• GOAL OF THE EXERCISE
Go through the records underneath and write each one out again exactly.

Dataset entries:
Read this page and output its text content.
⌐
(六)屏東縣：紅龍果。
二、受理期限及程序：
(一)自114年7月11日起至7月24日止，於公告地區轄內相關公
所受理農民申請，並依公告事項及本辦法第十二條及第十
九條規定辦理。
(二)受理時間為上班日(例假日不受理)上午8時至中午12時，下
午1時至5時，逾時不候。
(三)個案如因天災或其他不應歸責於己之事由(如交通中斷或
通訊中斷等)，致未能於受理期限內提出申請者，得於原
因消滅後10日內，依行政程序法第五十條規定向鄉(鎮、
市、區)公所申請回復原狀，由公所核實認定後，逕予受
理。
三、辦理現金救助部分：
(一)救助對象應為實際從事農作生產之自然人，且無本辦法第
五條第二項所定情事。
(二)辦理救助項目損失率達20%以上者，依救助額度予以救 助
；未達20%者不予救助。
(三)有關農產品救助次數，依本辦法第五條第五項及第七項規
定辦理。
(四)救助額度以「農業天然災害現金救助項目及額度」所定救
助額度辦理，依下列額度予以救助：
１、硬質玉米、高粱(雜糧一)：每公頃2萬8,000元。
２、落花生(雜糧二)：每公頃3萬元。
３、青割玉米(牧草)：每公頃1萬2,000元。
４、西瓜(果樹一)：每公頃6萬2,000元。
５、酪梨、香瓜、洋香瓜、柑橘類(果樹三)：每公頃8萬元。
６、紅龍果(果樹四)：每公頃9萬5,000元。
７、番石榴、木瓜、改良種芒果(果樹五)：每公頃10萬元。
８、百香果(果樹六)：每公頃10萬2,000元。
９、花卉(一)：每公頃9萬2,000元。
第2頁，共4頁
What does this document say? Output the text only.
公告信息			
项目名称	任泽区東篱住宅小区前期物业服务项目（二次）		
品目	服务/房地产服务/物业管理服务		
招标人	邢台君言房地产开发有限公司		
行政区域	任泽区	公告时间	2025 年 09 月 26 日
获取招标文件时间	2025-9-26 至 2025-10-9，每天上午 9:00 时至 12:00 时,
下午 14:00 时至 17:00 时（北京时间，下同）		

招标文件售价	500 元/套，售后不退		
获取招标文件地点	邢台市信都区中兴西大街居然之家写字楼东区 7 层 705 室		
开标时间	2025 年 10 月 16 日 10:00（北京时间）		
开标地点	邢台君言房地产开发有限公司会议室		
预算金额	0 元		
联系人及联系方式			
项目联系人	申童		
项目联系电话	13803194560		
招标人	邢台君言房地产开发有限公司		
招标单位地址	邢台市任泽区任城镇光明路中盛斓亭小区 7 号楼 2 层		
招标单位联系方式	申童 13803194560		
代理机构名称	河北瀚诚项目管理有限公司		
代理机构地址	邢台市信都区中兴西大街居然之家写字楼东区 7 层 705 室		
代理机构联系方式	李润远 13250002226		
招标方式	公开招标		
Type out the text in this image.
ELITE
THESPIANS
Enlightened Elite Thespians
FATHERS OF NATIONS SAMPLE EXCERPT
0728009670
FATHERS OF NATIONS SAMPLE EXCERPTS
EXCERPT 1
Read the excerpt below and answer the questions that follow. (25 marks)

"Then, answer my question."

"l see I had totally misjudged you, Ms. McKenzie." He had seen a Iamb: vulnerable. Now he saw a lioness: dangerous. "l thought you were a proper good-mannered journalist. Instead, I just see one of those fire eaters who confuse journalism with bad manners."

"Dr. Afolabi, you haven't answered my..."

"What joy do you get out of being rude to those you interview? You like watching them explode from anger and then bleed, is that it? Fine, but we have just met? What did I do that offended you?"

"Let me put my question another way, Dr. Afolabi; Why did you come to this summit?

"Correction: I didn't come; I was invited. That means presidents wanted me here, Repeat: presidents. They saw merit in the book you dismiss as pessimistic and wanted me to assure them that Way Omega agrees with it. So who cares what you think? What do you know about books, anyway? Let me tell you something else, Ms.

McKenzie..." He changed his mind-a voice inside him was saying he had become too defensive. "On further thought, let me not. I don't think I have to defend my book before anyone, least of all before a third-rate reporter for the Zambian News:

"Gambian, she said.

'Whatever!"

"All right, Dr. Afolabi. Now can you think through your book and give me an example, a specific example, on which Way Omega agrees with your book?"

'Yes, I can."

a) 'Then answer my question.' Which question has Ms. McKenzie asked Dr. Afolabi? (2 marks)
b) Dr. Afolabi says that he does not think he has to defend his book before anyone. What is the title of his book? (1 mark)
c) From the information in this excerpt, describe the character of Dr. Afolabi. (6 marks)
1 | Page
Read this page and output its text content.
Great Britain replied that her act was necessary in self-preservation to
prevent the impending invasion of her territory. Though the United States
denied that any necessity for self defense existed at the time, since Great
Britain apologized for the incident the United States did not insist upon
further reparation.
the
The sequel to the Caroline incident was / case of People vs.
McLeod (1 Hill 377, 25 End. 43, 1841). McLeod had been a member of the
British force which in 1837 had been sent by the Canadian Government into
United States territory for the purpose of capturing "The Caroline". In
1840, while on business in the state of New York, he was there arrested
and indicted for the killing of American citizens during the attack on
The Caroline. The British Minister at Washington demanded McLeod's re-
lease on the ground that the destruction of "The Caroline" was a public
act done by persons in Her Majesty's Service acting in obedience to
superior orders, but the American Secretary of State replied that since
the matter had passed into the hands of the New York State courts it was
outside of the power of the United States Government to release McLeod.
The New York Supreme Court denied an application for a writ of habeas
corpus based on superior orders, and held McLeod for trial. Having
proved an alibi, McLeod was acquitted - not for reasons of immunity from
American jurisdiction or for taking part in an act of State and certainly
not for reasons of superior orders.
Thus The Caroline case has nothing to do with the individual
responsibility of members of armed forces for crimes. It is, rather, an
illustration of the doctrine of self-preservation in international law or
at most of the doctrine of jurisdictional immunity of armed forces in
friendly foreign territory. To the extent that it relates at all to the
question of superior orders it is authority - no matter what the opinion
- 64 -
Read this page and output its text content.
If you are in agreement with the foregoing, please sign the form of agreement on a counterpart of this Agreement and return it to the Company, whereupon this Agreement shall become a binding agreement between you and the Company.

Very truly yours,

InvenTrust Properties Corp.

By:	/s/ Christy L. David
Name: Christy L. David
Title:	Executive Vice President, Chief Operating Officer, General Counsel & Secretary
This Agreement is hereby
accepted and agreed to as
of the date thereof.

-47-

• WRITTEN ANSWER
Read this page and output its text content.
⌐
(六)屏東縣：紅龍果。
二、受理期限及程序：
(一)自114年7月11日起至7月24日止，於公告地區轄內相關公
所受理農民申請，並依公告事項及本辦法第十二條及第十
九條規定辦理。
(二)受理時間為上班日(例假日不受理)上午8時至中午12時，下
午1時至5時，逾時不候。
(三)個案如因天災或其他不應歸責於己之事由(如交通中斷或
通訊中斷等)，致未能於受理期限內提出申請者，得於原
因消滅後10日內，依行政程序法第五十條規定向鄉(鎮、
市、區)公所申請回復原狀，由公所核實認定後，逕予受
理。
三、辦理現金救助部分：
(一)救助對象應為實際從事農作生產之自然人，且無本辦法第
五條第二項所定情事。
(二)辦理救助項目損失率達20%以上者，依救助額度予以救 助
；未達20%者不予救助。
(三)有關農產品救助次數，依本辦法第五條第五項及第七項規
定辦理。
(四)救助額度以「農業天然災害現金救助項目及額度」所定救
助額度辦理，依下列額度予以救助：
１、硬質玉米、高粱(雜糧一)：每公頃2萬8,000元。
２、落花生(雜糧二)：每公頃3萬元。
３、青割玉米(牧草)：每公頃1萬2,000元。
４、西瓜(果樹一)：每公頃6萬2,000元。
５、酪梨、香瓜、洋香瓜、柑橘類(果樹三)：每公頃8萬元。
６、紅龍果(果樹四)：每公頃9萬5,000元。
７、番石榴、木瓜、改良種芒果(果樹五)：每公頃10萬元。
８、百香果(果樹六)：每公頃10萬2,000元。
９、花卉(一)：每公頃9萬2,000元。
第2頁，共4頁
What does this document say? Output the text only.
公告信息			
项目名称	任泽区東篱住宅小区前期物业服务项目（二次）		
品目	服务/房地产服务/物业管理服务		
招标人	邢台君言房地产开发有限公司		
行政区域	任泽区	公告时间	2025 年 09 月 26 日
获取招标文件时间	2025-9-26 至 2025-10-9，每天上午 9:00 时至 12:00 时,
下午 14:00 时至 17:00 时（北京时间，下同）		

招标文件售价	500 元/套，售后不退		
获取招标文件地点	邢台市信都区中兴西大街居然之家写字楼东区 7 层 705 室		
开标时间	2025 年 10 月 16 日 10:00（北京时间）		
开标地点	邢台君言房地产开发有限公司会议室		
预算金额	0 元		
联系人及联系方式			
项目联系人	申童		
项目联系电话	13803194560		
招标人	邢台君言房地产开发有限公司		
招标单位地址	邢台市任泽区任城镇光明路中盛斓亭小区 7 号楼 2 层		
招标单位联系方式	申童 13803194560		
代理机构名称	河北瀚诚项目管理有限公司		
代理机构地址	邢台市信都区中兴西大街居然之家写字楼东区 7 层 705 室		
代理机构联系方式	李润远 13250002226		
招标方式	公开招标		
Type out the text in this image.
ELITE
THESPIANS
Enlightened Elite Thespians
FATHERS OF NATIONS SAMPLE EXCERPT
0728009670
FATHERS OF NATIONS SAMPLE EXCERPTS
EXCERPT 1
Read the excerpt below and answer the questions that follow. (25 marks)

"Then, answer my question."

"l see I had totally misjudged you, Ms. McKenzie." He had seen a Iamb: vulnerable. Now he saw a lioness: dangerous. "l thought you were a proper good-mannered journalist. Instead, I just see one of those fire eaters who confuse journalism with bad manners."

"Dr. Afolabi, you haven't answered my..."

"What joy do you get out of being rude to those you interview? You like watching them explode from anger and then bleed, is that it? Fine, but we have just met? What did I do that offended you?"

"Let me put my question another way, Dr. Afolabi; Why did you come to this summit?

"Correction: I didn't come; I was invited. That means presidents wanted me here, Repeat: presidents. They saw merit in the book you dismiss as pessimistic and wanted me to assure them that Way Omega agrees with it. So who cares what you think? What do you know about books, anyway? Let me tell you something else, Ms.

McKenzie..." He changed his mind-a voice inside him was saying he had become too defensive. "On further thought, let me not. I don't think I have to defend my book before anyone, least of all before a third-rate reporter for the Zambian News:

"Gambian, she said.

'Whatever!"

"All right, Dr. Afolabi. Now can you think through your book and give me an example, a specific example, on which Way Omega agrees with your book?"

'Yes, I can."

a) 'Then answer my question.' Which question has Ms. McKenzie asked Dr. Afolabi? (2 marks)
b) Dr. Afolabi says that he does not think he has to defend his book before anyone. What is the title of his book? (1 mark)
c) From the information in this excerpt, describe the character of Dr. Afolabi. (6 marks)
1 | Page
Read this page and output its text content.
Great Britain replied that her act was necessary in self-preservation to
prevent the impending invasion of her territory. Though the United States
denied that any necessity for self defense existed at the time, since Great
Britain apologized for the incident the United States did not insist upon
further reparation.
the
The sequel to the Caroline incident was / case of People vs.
McLeod (1 Hill 377, 25 End. 43, 1841). McLeod had been a member of the
British force which in 1837 had been sent by the Canadian Government into
United States territory for the purpose of capturing "The Caroline". In
1840, while on business in the state of New York, he was there arrested
and indicted for the killing of American citizens during the attack on
The Caroline. The British Minister at Washington demanded McLeod's re-
lease on the ground that the destruction of "The Caroline" was a public
act done by persons in Her Majesty's Service acting in obedience to
superior orders, but the American Secretary of State replied that since
the matter had passed into the hands of the New York State courts it was
outside of the power of the United States Government to release McLeod.
The New York Supreme Court denied an application for a writ of habeas
corpus based on superior orders, and held McLeod for trial. Having
proved an alibi, McLeod was acquitted - not for reasons of immunity from
American jurisdiction or for taking part in an act of State and certainly
not for reasons of superior orders.
Thus The Caroline case has nothing to do with the individual
responsibility of members of armed forces for crimes. It is, rather, an
illustration of the doctrine of self-preservation in international law or
at most of the doctrine of jurisdictional immunity of armed forces in
friendly foreign territory. To the extent that it relates at all to the
question of superior orders it is authority - no matter what the opinion
- 64 -
Read this page and output its text content.
If you are in agreement with the foregoing, please sign the form of agreement on a counterpart of this Agreement and return it to the Company, whereupon this Agreement shall become a binding agreement between you and the Company.

Very truly yours,

InvenTrust Properties Corp.

By:	/s/ Christy L. David
Name: Christy L. David
Title:	Executive Vice President, Chief Operating Officer, General Counsel & Secretary
This Agreement is hereby
accepted and agreed to as
of the date thereof.

-47-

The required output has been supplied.